- _TASK OBJECTIVE_: Give the material again in full, matching it exactly.

- _TASK INPUT_:
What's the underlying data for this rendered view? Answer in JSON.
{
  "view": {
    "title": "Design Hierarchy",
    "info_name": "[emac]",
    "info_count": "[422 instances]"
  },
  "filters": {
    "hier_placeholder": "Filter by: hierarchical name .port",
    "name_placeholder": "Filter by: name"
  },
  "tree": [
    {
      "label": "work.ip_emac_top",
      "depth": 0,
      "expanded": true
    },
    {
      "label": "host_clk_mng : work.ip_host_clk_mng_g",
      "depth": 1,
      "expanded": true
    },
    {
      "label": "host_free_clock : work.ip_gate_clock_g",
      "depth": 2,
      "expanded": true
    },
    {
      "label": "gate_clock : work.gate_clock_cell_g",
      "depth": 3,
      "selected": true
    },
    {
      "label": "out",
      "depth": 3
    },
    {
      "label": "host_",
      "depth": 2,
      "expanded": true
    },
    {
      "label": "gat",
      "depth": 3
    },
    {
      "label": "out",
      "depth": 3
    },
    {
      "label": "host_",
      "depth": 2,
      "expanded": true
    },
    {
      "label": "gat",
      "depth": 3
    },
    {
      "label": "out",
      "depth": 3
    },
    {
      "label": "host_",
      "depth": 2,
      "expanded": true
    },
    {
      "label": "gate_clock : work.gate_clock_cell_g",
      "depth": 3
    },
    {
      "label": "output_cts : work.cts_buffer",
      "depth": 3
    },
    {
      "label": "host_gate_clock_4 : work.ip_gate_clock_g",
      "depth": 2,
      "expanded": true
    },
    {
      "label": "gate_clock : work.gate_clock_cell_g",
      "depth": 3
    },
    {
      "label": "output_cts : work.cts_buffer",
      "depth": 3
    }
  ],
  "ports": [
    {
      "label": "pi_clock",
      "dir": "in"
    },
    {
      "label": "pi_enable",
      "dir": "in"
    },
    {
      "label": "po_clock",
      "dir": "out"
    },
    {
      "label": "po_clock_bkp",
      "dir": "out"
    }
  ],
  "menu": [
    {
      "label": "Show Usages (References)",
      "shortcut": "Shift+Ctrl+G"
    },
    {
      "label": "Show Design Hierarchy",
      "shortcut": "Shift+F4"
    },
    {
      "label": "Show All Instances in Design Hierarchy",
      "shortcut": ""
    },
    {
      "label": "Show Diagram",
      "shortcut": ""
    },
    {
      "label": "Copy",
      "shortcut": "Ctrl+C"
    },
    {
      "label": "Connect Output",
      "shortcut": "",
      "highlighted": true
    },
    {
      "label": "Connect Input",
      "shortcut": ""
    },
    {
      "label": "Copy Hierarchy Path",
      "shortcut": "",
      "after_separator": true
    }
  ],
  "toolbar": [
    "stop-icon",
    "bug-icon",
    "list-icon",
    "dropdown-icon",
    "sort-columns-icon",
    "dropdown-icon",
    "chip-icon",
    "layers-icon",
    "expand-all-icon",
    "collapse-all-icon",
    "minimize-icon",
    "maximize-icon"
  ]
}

- _THE ANSWER_:
What's the underlying data for this rendered view? Answer in JSON.
{
  "view": {
    "title": "Design Hierarchy",
    "info_name": "[emac]",
    "info_count": "[422 instances]"
  },
  "filters": {
    "hier_placeholder": "Filter by: hierarchical name .port",
    "name_placeholder": "Filter by: name"
  },
  "tree": [
    {
      "label": "work.ip_emac_top",
      "depth": 0,
      "expanded": true
    },
    {
      "label": "host_clk_mng : work.ip_host_clk_mng_g",
      "depth": 1,
      "expanded": true
    },
    {
      "label": "host_free_clock : work.ip_gate_clock_g",
      "depth": 2,
      "expanded": true
    },
    {
      "label": "gate_clock : work.gate_clock_cell_g",
      "depth": 3,
      "selected": true
    },
    {
      "label": "out",
      "depth": 3
    },
    {
      "label": "host_",
      "depth": 2,
      "expanded": true
    },
    {
      "label": "gat",
      "depth": 3
    },
    {
      "label": "out",
      "depth": 3
    },
    {
      "label": "host_",
      "depth": 2,
      "expanded": true
    },
    {
      "label": "gat",
      "depth": 3
    },
    {
      "label": "out",
      "depth": 3
    },
    {
      "label": "host_",
      "depth": 2,
      "expanded": true
    },
    {
      "label": "gate_clock : work.gate_clock_cell_g",
      "depth": 3
    },
    {
      "label": "output_cts : work.cts_buffer",
      "depth": 3
    },
    {
      "label": "host_gate_clock_4 : work.ip_gate_clock_g",
      "depth": 2,
      "expanded": true
    },
    {
      "label": "gate_clock : work.gate_clock_cell_g",
      "depth": 3
    },
    {
      "label": "output_cts : work.cts_buffer",
      "depth": 3
    }
  ],
  "ports": [
    {
      "label": "pi_clock",
      "dir": "in"
    },
    {
      "label": "pi_enable",
      "dir": "in"
    },
    {
      "label": "po_clock",
      "dir": "out"
    },
    {
      "label": "po_clock_bkp",
      "dir": "out"
    }
  ],
  "menu": [
    {
      "label": "Show Usages (References)",
      "shortcut": "Shift+Ctrl+G"
    },
    {
      "label": "Show Design Hierarchy",
      "shortcut": "Shift+F4"
    },
    {
      "label": "Show All Instances in Design Hierarchy",
      "shortcut": ""
    },
    {
      "label": "Show Diagram",
      "shortcut": ""
    },
    {
      "label": "Copy",
      "shortcut": "Ctrl+C"
    },
    {
      "label": "Connect Output",
      "shortcut": "",
      "highlighted": true
    },
    {
      "label": "Connect Input",
      "shortcut": ""
    },
    {
      "label": "Copy Hierarchy Path",
      "shortcut": "",
      "after_separator": true
    }
  ],
  "toolbar": [
    "stop-icon",
    "bug-icon",
    "list-icon",
    "dropdown-icon",
    "sort-columns-icon",
    "dropdown-icon",
    "chip-icon",
    "layers-icon",
    "expand-all-icon",
    "collapse-all-icon",
    "minimize-icon",
    "maximize-icon"
  ]
}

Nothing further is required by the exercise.